Records provided:
--- Start ---

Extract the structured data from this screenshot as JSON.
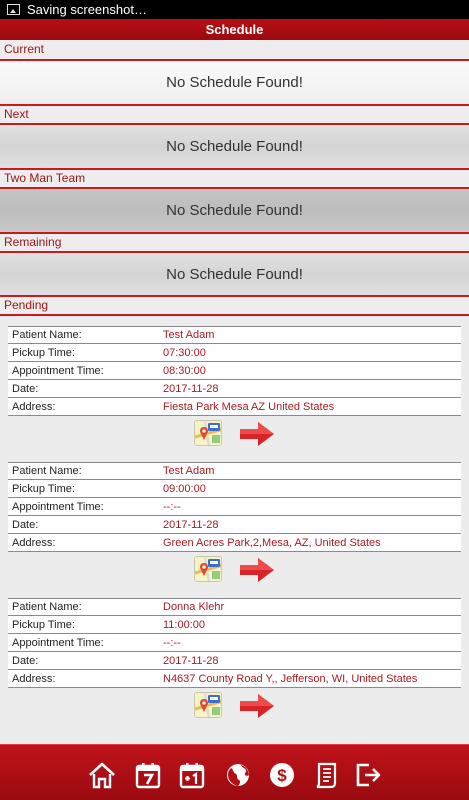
{
  "status_bar": {
    "text": "Saving screenshot…"
  },
  "header": {
    "title": "Schedule"
  },
  "sections": [
    {
      "label": "Current",
      "message": "No Schedule Found!"
    },
    {
      "label": "Next",
      "message": "No Schedule Found!"
    },
    {
      "label": "Two Man Team",
      "message": "No Schedule Found!"
    },
    {
      "label": "Remaining",
      "message": "No Schedule Found!"
    }
  ],
  "pending": {
    "label": "Pending",
    "field_labels": {
      "patient": "Patient Name:",
      "pickup": "Pickup Time:",
      "appointment": "Appointment  Time:",
      "date": "Date:",
      "address": "Address:"
    },
    "items": [
      {
        "patient": "Test Adam",
        "pickup": "07:30:00",
        "appointment": "08:30:00",
        "date": "2017-11-28",
        "address": "Fiesta Park Mesa AZ United States"
      },
      {
        "patient": "Test Adam",
        "pickup": "09:00:00",
        "appointment": "--:--",
        "date": "2017-11-28",
        "address": "Green Acres Park,2,Mesa, AZ, United States"
      },
      {
        "patient": "Donna Klehr",
        "pickup": "11:00:00",
        "appointment": "--:--",
        "date": "2017-11-28",
        "address": "N4637 County Road Y,, Jefferson, WI, United States"
      }
    ]
  },
  "bottom_nav": [
    "home-icon",
    "calendar-icon",
    "calendar-plus-one-icon",
    "globe-icon",
    "dollar-icon",
    "receipt-icon",
    "logout-icon"
  ],
  "colors": {
    "brand_red": "#b80f15",
    "value_red": "#a51c22"
  }
}
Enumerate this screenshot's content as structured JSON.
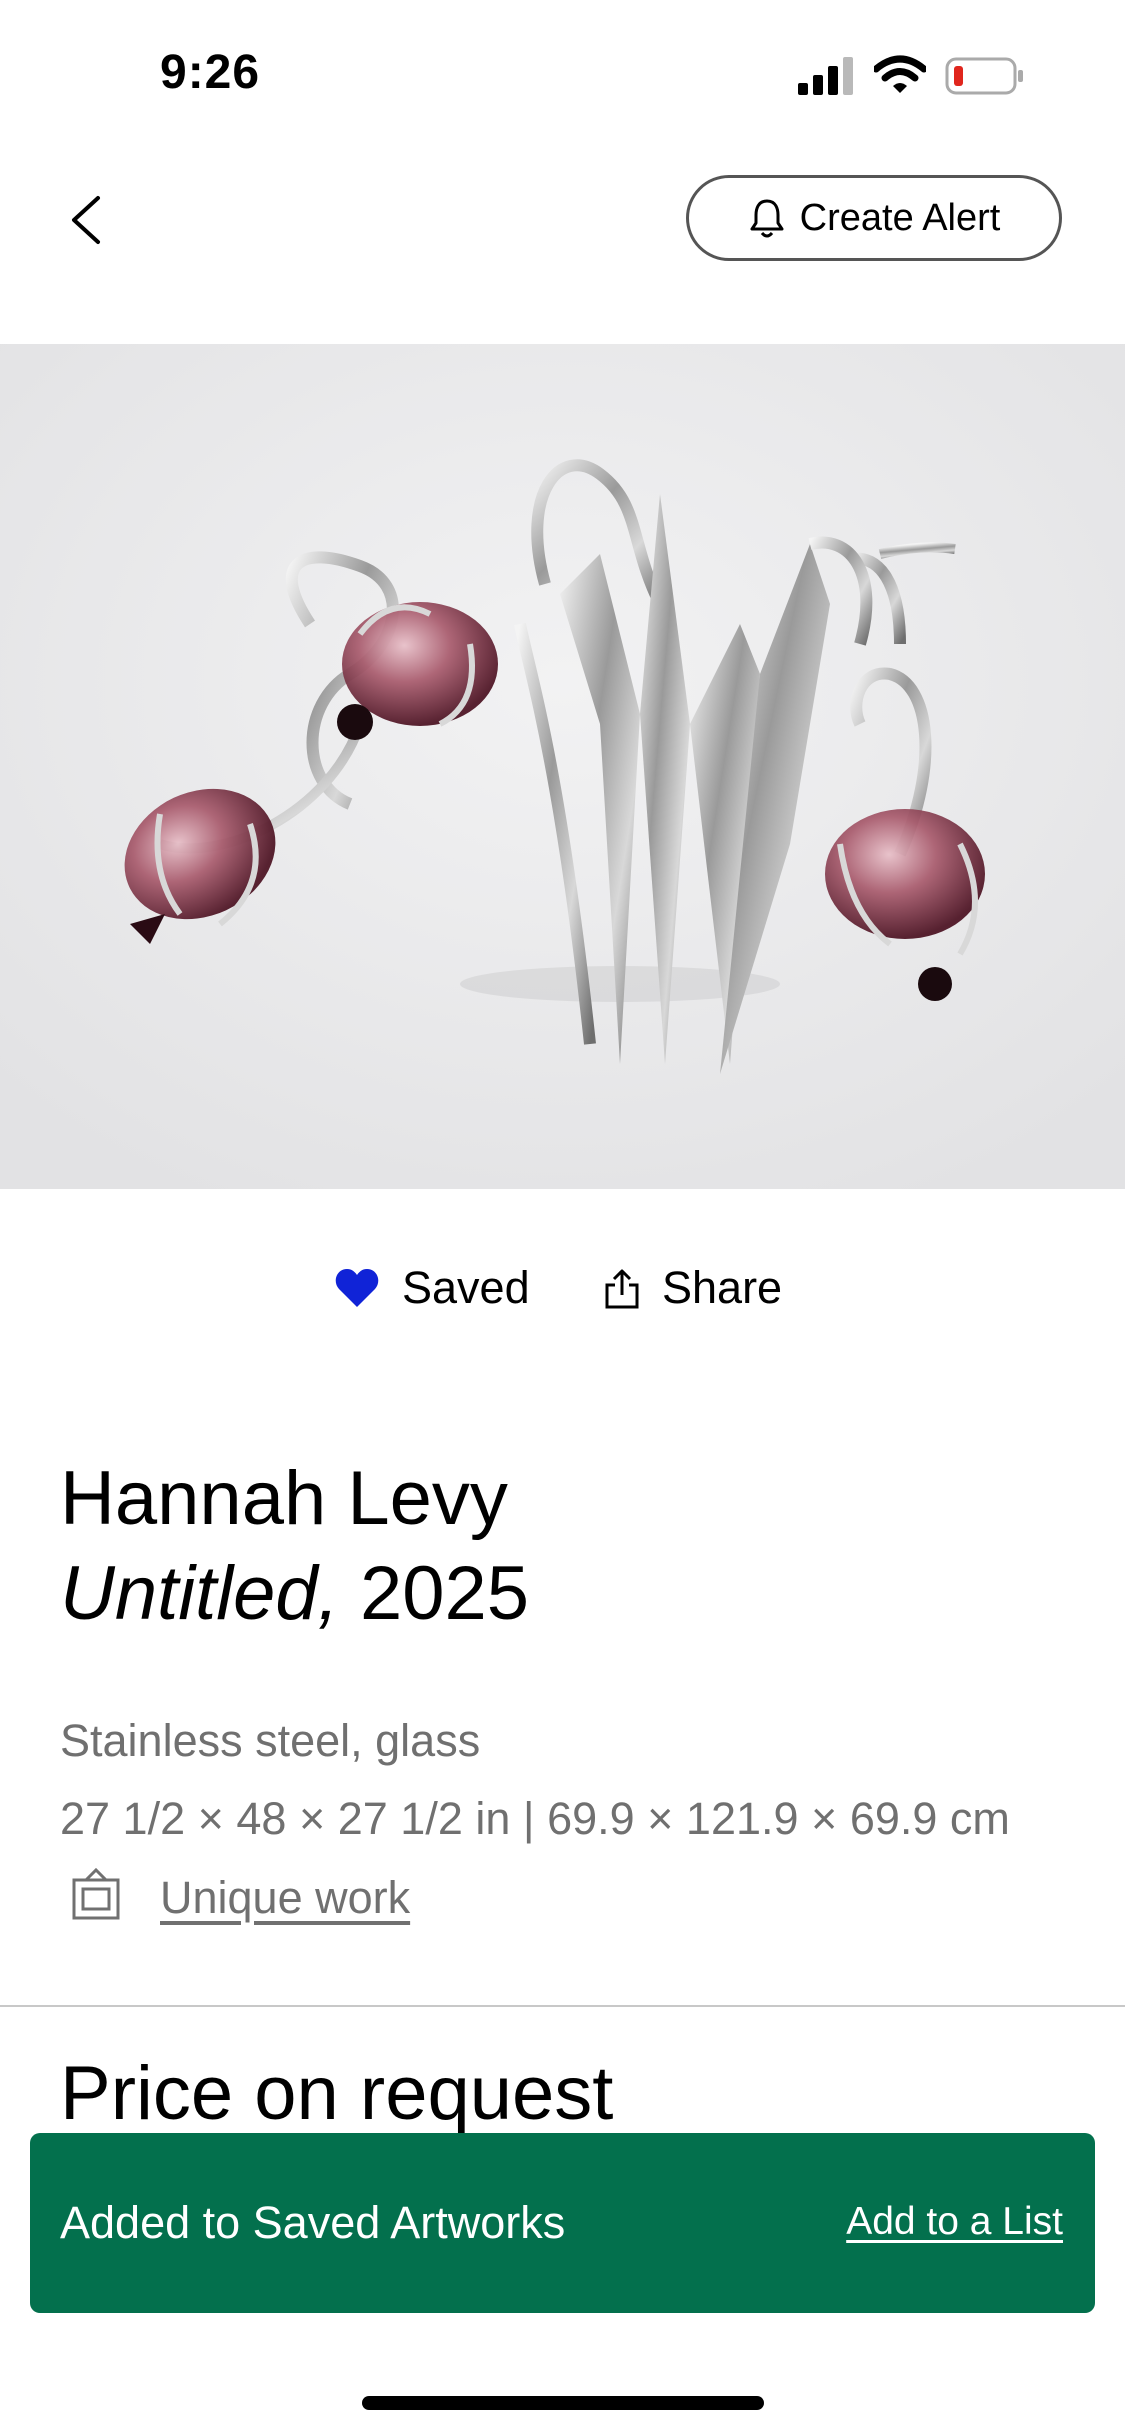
{
  "status_bar": {
    "time": "9:26",
    "battery_color": "#e0261d"
  },
  "header": {
    "back_icon": "chevron-left-icon",
    "alert_label": "Create Alert",
    "alert_icon": "bell-icon"
  },
  "artwork_image": {
    "description_icon": "artwork-image"
  },
  "actions": {
    "saved_label": "Saved",
    "saved_icon": "heart-icon",
    "saved_color": "#1023d7",
    "share_label": "Share",
    "share_icon": "share-icon"
  },
  "artwork": {
    "artist": "Hannah Levy",
    "title": "Untitled,",
    "year": "2025",
    "medium": "Stainless steel, glass",
    "dimensions": "27 1/2 × 48 × 27 1/2 in | 69.9 × 121.9 × 69.9 cm",
    "unique_label": "Unique work",
    "price": "Price on request"
  },
  "toast": {
    "message": "Added to Saved Artworks",
    "link": "Add to a List",
    "color": "#03704d"
  }
}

--- End ---

Required work: In the entries above, count each line with "Mesa"; reply with the total only.

Response for this exercise: 2